### BRIEF
Reproduce the data in its entirety, exactly as supplied.

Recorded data
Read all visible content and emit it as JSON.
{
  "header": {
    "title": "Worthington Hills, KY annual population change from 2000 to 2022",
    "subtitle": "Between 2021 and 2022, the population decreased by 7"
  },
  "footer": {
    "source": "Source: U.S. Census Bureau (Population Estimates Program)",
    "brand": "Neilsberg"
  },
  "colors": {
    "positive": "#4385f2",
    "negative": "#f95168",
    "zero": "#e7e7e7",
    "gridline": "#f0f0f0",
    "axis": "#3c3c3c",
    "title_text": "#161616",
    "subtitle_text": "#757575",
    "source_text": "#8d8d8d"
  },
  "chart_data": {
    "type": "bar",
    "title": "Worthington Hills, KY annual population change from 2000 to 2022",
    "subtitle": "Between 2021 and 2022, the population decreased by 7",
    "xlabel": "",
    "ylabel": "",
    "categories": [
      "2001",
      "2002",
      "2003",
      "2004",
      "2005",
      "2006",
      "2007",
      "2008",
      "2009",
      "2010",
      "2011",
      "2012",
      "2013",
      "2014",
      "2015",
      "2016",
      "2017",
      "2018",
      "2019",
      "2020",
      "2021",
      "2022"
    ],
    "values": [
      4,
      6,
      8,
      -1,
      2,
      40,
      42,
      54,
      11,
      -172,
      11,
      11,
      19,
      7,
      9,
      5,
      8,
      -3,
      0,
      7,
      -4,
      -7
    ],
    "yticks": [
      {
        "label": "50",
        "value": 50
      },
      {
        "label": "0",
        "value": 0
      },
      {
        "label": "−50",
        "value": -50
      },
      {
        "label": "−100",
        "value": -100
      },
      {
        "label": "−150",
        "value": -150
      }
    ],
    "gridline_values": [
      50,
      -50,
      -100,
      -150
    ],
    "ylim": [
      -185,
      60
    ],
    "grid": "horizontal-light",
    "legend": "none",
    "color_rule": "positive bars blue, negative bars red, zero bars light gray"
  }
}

### FULL SOLUTION
Read all visible content and emit it as JSON.
{
  "header": {
    "title": "Worthington Hills, KY annual population change from 2000 to 2022",
    "subtitle": "Between 2021 and 2022, the population decreased by 7"
  },
  "footer": {
    "source": "Source: U.S. Census Bureau (Population Estimates Program)",
    "brand": "Neilsberg"
  },
  "colors": {
    "positive": "#4385f2",
    "negative": "#f95168",
    "zero": "#e7e7e7",
    "gridline": "#f0f0f0",
    "axis": "#3c3c3c",
    "title_text": "#161616",
    "subtitle_text": "#757575",
    "source_text": "#8d8d8d"
  },
  "chart_data": {
    "type": "bar",
    "title": "Worthington Hills, KY annual population change from 2000 to 2022",
    "subtitle": "Between 2021 and 2022, the population decreased by 7",
    "xlabel": "",
    "ylabel": "",
    "categories": [
      "2001",
      "2002",
      "2003",
      "2004",
      "2005",
      "2006",
      "2007",
      "2008",
      "2009",
      "2010",
      "2011",
      "2012",
      "2013",
      "2014",
      "2015",
      "2016",
      "2017",
      "2018",
      "2019",
      "2020",
      "2021",
      "2022"
    ],
    "values": [
      4,
      6,
      8,
      -1,
      2,
      40,
      42,
      54,
      11,
      -172,
      11,
      11,
      19,
      7,
      9,
      5,
      8,
      -3,
      0,
      7,
      -4,
      -7
    ],
    "yticks": [
      {
        "label": "50",
        "value": 50
      },
      {
        "label": "0",
        "value": 0
      },
      {
        "label": "−50",
        "value": -50
      },
      {
        "label": "−100",
        "value": -100
      },
      {
        "label": "−150",
        "value": -150
      }
    ],
    "gridline_values": [
      50,
      -50,
      -100,
      -150
    ],
    "ylim": [
      -185,
      60
    ],
    "grid": "horizontal-light",
    "legend": "none",
    "color_rule": "positive bars blue, negative bars red, zero bars light gray"
  }
}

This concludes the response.